Return each line holding the string "Yoder".
===============
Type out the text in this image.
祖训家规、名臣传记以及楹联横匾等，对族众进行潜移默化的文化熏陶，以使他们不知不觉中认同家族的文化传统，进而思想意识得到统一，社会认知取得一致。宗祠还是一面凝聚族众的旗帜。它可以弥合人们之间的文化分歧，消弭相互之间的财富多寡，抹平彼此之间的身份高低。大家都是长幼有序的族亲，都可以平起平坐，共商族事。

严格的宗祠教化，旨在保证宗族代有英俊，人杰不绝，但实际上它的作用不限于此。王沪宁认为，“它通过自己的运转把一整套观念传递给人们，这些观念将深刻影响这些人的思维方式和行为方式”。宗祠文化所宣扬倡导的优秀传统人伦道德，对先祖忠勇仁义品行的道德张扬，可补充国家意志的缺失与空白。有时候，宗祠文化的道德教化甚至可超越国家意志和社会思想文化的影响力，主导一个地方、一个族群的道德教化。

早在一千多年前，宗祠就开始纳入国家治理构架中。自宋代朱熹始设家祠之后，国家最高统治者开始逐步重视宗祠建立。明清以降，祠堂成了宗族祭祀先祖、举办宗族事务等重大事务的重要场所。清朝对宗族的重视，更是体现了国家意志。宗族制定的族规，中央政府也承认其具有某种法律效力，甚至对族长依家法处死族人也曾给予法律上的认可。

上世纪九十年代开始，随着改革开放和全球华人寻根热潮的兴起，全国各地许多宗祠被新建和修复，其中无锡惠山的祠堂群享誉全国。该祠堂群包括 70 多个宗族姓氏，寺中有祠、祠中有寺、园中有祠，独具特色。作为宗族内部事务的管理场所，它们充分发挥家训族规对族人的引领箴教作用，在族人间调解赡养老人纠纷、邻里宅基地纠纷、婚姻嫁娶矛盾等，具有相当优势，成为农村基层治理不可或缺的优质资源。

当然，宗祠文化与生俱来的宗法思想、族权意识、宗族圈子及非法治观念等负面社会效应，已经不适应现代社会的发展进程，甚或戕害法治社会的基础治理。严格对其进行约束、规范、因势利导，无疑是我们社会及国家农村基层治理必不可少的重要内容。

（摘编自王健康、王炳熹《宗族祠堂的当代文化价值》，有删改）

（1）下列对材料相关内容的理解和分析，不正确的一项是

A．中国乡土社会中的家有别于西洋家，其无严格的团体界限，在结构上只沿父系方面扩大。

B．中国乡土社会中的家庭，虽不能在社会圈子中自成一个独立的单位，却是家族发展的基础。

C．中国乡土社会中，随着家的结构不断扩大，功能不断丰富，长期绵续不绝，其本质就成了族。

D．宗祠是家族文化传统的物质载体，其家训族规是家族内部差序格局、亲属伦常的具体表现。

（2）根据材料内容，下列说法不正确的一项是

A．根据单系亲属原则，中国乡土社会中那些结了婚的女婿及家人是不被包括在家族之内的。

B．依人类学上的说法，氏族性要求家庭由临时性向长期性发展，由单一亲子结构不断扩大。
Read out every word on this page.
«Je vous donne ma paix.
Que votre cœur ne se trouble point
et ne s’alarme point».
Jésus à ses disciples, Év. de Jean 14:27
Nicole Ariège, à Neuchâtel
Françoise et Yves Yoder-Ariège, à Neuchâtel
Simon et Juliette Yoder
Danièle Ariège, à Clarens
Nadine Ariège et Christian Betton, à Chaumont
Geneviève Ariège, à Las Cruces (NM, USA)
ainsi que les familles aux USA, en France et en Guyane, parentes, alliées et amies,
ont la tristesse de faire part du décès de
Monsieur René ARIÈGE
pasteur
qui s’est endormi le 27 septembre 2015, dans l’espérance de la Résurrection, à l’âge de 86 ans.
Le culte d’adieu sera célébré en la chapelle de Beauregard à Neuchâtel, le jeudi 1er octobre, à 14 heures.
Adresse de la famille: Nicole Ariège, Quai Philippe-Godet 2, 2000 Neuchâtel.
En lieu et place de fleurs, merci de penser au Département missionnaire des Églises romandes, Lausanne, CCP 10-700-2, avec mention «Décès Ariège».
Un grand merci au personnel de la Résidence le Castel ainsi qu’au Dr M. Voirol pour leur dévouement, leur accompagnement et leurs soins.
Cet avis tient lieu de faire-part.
===============
Result of the exercise —
Françoise et Yves Yoder-Ariège, à Neuchâtel
Simon et Juliette Yoder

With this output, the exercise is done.